## Saved entries
..........

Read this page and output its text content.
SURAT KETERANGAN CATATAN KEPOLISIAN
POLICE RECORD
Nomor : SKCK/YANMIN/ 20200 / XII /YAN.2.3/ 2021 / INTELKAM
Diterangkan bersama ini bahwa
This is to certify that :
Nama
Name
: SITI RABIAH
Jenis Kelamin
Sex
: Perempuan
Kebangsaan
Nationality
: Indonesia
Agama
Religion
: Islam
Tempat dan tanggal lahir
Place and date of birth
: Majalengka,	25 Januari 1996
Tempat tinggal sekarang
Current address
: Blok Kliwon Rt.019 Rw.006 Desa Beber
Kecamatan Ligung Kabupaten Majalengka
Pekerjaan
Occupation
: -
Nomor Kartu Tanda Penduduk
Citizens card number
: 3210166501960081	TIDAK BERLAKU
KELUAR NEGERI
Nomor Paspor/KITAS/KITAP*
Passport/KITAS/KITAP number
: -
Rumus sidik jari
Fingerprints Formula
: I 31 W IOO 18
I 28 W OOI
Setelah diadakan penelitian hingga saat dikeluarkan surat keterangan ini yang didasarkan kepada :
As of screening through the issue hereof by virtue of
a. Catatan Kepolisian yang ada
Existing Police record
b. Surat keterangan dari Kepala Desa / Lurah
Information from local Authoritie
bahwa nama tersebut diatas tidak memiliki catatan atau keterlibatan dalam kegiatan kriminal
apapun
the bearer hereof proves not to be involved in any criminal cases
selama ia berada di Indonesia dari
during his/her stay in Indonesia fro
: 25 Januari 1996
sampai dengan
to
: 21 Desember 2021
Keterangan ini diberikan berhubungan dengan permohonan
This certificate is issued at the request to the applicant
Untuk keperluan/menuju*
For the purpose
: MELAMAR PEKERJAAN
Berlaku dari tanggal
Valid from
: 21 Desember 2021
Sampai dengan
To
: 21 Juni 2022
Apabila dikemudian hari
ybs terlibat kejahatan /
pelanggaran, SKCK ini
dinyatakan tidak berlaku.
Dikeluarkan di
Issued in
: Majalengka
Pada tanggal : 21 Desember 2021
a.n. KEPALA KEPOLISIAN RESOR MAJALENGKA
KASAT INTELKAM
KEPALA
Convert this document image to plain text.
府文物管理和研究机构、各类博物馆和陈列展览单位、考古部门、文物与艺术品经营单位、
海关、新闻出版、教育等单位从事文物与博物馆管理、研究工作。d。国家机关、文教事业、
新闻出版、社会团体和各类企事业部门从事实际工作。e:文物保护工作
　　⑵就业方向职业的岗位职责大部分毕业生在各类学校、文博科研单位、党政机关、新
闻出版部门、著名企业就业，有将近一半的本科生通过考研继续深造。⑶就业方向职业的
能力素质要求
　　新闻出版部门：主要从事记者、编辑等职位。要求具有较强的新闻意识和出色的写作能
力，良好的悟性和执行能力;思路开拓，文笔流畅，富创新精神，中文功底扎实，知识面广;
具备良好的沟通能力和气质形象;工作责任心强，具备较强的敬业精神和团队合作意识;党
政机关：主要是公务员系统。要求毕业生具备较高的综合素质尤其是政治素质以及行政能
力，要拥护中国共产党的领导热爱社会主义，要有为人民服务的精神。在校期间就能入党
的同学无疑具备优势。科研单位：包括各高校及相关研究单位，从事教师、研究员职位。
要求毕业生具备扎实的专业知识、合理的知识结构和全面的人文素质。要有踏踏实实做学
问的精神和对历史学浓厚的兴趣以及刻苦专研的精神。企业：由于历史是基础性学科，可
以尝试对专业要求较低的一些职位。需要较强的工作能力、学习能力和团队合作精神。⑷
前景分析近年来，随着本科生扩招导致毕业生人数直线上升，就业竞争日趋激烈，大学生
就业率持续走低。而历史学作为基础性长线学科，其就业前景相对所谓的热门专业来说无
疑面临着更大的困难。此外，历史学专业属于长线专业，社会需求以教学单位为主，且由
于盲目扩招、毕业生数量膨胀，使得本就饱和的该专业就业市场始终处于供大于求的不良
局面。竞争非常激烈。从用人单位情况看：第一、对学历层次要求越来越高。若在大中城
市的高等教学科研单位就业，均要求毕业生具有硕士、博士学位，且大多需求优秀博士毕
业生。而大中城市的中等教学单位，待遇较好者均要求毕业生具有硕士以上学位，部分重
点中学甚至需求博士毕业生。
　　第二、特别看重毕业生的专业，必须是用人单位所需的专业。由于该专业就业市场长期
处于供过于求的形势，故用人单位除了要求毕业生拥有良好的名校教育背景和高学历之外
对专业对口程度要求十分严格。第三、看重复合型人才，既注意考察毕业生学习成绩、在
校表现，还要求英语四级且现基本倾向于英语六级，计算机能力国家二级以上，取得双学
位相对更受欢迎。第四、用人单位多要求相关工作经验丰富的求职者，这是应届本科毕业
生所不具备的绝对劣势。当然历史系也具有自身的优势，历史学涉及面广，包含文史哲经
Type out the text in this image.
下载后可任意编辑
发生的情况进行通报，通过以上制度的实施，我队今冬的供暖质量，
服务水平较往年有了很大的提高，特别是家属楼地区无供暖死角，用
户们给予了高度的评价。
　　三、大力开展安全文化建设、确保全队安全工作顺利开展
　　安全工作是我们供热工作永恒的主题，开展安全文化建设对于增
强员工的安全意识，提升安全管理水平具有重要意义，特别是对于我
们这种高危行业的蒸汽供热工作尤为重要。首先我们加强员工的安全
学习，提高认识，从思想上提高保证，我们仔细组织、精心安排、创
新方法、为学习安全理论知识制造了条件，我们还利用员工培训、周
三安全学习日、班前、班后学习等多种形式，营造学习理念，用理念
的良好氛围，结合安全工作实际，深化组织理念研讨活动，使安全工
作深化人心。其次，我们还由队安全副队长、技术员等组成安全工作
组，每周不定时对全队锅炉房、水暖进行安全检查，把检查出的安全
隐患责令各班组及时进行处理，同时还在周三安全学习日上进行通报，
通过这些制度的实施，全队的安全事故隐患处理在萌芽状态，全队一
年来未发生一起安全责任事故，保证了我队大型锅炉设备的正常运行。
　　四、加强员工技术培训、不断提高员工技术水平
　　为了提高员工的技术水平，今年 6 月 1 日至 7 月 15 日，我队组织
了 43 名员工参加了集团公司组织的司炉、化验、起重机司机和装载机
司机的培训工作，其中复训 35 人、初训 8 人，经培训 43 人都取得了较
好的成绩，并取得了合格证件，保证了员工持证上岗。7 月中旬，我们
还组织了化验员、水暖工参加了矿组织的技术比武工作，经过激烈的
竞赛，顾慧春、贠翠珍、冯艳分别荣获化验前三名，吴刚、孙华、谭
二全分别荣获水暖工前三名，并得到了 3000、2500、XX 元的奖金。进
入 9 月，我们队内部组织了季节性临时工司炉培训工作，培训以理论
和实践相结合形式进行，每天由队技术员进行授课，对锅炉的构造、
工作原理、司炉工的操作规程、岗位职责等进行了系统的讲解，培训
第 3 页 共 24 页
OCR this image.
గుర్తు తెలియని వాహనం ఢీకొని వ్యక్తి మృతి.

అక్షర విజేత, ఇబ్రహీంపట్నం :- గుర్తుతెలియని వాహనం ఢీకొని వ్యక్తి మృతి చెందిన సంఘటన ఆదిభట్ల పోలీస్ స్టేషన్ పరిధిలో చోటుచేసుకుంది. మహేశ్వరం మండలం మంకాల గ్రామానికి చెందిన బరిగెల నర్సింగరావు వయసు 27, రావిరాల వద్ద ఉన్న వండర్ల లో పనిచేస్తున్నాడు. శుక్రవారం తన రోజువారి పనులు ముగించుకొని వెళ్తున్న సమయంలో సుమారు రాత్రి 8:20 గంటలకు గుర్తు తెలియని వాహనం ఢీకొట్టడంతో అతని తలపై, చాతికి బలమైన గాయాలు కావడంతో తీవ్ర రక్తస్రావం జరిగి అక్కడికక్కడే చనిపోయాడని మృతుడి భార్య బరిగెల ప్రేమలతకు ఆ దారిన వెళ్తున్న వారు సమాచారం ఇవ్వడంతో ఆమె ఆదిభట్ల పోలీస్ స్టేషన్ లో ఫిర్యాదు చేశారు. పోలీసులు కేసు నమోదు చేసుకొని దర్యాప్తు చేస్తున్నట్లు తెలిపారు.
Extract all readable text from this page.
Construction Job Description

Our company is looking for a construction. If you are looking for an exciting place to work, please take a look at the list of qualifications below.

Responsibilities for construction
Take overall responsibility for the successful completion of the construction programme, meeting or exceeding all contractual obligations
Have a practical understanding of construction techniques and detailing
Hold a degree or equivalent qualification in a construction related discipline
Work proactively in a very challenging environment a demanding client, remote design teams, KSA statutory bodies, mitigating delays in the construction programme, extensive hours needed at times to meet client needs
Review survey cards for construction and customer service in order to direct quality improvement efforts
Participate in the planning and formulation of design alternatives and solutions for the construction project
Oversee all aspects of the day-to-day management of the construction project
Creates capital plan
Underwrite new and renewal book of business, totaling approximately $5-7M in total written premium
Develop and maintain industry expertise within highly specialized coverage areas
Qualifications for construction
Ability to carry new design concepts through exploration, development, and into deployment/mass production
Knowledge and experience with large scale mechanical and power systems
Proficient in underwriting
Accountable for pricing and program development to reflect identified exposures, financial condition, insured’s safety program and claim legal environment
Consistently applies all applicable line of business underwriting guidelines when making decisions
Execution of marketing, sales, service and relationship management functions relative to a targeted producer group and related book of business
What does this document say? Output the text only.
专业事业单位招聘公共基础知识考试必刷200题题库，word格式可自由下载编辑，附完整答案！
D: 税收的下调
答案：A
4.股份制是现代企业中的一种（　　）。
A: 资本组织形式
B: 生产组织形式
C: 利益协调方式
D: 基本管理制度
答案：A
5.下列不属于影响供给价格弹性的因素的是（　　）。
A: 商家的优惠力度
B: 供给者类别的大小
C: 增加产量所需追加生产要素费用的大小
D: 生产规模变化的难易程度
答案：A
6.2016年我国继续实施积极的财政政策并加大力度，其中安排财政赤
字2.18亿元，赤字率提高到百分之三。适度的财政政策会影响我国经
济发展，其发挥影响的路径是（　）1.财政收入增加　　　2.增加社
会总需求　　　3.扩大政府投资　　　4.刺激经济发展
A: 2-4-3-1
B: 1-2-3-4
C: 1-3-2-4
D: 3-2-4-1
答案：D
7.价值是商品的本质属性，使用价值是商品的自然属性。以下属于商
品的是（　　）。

..........

## Task statement
Look through the entries and return every line where "Indonesia" appears.

## Solution to this task
: Indonesia
selama ia berada di Indonesia dari
during his/her stay in Indonesia fro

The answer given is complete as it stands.